# What you have to do:
Which lines contain the string "this"? Please list every one of them.

Figure data in JSON
"""

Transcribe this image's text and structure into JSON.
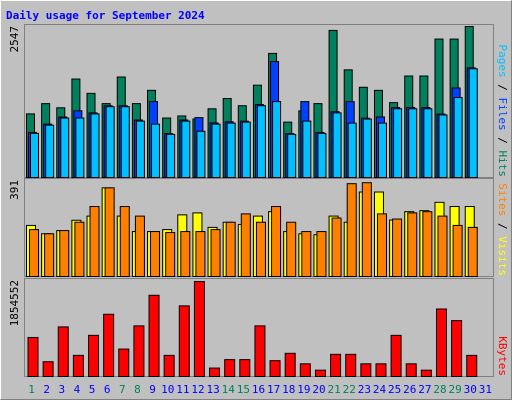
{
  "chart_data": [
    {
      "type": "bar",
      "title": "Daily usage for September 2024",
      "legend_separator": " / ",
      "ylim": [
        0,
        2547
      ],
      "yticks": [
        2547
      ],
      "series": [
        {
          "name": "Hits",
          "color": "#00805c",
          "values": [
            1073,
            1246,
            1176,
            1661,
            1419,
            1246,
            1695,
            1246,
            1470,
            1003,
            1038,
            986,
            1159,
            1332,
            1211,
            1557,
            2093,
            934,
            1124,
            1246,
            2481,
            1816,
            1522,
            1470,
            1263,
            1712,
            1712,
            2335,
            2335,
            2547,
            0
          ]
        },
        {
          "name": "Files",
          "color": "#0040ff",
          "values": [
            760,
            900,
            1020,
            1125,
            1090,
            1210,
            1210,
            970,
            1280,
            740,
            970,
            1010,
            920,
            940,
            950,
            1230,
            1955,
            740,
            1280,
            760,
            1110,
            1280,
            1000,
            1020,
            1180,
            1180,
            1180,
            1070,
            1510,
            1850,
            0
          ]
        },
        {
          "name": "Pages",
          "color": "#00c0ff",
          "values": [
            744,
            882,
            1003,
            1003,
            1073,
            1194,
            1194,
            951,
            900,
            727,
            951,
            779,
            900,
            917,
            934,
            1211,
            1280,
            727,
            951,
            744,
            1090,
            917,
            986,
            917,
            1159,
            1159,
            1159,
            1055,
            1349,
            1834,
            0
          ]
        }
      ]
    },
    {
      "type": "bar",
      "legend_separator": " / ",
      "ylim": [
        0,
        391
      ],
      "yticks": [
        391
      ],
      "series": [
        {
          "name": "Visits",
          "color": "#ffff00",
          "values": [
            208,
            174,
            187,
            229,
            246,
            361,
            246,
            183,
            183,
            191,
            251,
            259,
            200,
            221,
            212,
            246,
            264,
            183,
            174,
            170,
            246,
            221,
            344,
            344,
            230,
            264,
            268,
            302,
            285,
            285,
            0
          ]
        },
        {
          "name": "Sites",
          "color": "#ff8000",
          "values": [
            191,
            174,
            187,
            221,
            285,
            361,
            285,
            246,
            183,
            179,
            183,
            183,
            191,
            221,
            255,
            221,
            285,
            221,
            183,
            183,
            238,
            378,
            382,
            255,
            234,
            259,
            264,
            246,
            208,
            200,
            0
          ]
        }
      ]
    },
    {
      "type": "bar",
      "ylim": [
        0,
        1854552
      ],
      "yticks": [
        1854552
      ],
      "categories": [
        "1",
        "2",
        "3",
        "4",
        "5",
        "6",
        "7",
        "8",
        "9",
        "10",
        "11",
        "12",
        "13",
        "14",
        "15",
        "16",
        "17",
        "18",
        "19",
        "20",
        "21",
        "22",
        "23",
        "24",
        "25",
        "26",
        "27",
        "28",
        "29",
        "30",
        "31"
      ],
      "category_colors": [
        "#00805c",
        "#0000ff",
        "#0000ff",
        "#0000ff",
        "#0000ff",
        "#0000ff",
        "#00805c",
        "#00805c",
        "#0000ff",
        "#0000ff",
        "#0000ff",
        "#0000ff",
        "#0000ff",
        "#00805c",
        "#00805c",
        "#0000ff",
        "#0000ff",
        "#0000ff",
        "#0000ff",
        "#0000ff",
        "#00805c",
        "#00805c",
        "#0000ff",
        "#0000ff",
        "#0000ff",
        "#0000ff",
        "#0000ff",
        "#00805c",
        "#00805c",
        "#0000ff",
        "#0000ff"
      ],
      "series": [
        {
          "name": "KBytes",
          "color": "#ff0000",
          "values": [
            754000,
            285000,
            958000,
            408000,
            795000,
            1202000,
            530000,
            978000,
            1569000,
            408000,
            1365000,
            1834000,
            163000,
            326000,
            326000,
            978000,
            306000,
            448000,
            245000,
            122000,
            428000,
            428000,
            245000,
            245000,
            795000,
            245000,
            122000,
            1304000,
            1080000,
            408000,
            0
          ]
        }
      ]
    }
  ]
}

"""
"""

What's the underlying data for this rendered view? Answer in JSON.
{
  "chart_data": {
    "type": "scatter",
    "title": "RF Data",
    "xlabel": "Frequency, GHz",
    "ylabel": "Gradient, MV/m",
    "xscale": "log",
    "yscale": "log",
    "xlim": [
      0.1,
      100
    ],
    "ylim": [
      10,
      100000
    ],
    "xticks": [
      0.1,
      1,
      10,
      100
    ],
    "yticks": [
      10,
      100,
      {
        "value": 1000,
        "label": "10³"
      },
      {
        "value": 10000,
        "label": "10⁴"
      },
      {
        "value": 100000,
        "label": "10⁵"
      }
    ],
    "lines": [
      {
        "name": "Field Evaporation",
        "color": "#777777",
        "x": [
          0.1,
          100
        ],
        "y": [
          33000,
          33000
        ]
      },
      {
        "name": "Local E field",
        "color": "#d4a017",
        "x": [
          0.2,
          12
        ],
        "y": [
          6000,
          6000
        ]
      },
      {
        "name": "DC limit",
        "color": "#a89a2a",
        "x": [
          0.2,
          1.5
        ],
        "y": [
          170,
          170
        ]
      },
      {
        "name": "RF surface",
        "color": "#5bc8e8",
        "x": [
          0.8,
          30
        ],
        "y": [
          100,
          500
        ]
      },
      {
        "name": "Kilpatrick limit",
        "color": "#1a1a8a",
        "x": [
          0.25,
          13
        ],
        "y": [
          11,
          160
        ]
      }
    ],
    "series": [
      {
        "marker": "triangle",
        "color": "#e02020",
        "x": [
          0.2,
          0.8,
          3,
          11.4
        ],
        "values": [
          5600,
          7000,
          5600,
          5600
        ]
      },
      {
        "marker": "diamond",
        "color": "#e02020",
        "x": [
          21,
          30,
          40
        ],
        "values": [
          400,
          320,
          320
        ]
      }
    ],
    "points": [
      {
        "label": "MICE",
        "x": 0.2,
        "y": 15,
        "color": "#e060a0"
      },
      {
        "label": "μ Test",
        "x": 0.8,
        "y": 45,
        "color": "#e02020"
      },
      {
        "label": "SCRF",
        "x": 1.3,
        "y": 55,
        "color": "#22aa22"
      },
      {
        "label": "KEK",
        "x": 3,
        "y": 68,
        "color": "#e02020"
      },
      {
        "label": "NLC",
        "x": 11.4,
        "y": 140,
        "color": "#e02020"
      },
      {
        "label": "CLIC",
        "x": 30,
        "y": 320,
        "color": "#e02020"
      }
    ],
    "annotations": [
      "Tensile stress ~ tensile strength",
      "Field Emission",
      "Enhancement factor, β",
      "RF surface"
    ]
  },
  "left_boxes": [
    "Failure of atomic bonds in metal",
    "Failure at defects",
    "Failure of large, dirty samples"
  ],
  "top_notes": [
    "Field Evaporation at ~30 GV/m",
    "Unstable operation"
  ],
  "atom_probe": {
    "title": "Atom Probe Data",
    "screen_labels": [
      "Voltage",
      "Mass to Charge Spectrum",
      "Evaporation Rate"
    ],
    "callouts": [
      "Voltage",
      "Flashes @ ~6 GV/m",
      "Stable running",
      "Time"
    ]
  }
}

"""

# Correct result:
Transcribe this image's text and structure into JSON.
What's the underlying data for this rendered view? Answer in JSON.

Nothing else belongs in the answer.